▼▼▼

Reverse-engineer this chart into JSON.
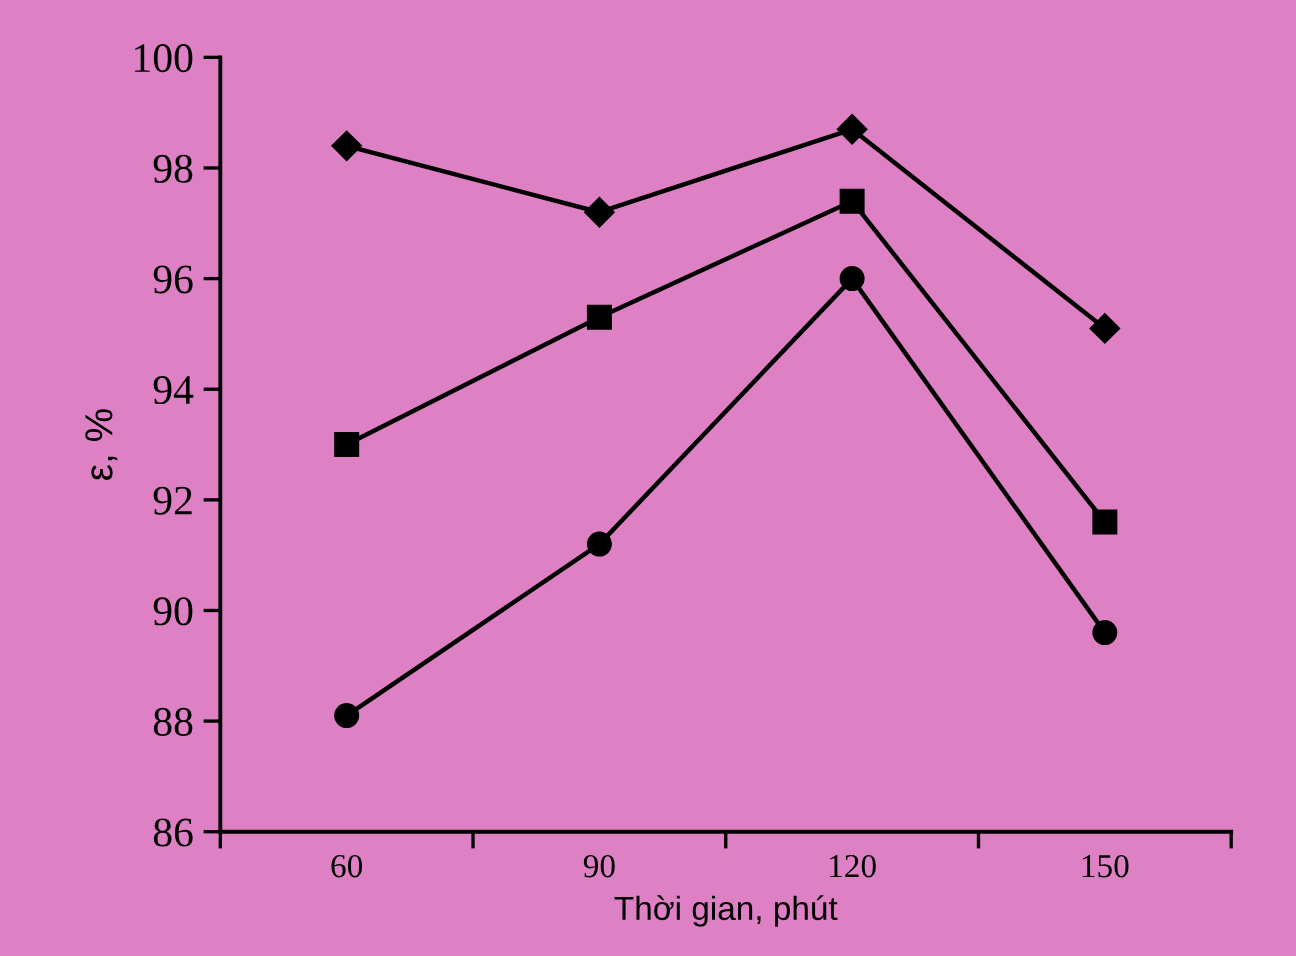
{
  "chart_data": {
    "type": "line",
    "xlabel": "Thời gian, phút",
    "ylabel": "ε, %",
    "categories": [
      "60",
      "90",
      "120",
      "150"
    ],
    "ylim": [
      86,
      100
    ],
    "yticks": [
      86,
      88,
      90,
      92,
      94,
      96,
      98,
      100
    ],
    "grid": false,
    "line_style": "solid",
    "series": [
      {
        "color": "#000000",
        "marker": "diamond",
        "values": [
          98.4,
          97.2,
          98.7,
          95.1
        ]
      },
      {
        "color": "#000000",
        "marker": "square",
        "values": [
          93.0,
          95.3,
          97.4,
          91.6
        ]
      },
      {
        "color": "#000000",
        "marker": "circle",
        "values": [
          88.1,
          91.2,
          96.0,
          89.6
        ]
      }
    ]
  }
}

▲▲▲

What you have to do: Each entry gets copied exactly; the pictures stay out.

Result below:
Reverse-engineer this chart into JSON.
{
  "chart_data": {
    "type": "line",
    "xlabel": "Thời gian, phút",
    "ylabel": "ε, %",
    "categories": [
      "60",
      "90",
      "120",
      "150"
    ],
    "ylim": [
      86,
      100
    ],
    "yticks": [
      86,
      88,
      90,
      92,
      94,
      96,
      98,
      100
    ],
    "grid": false,
    "line_style": "solid",
    "series": [
      {
        "color": "#000000",
        "marker": "diamond",
        "values": [
          98.4,
          97.2,
          98.7,
          95.1
        ]
      },
      {
        "color": "#000000",
        "marker": "square",
        "values": [
          93.0,
          95.3,
          97.4,
          91.6
        ]
      },
      {
        "color": "#000000",
        "marker": "circle",
        "values": [
          88.1,
          91.2,
          96.0,
          89.6
        ]
      }
    ]
  }
}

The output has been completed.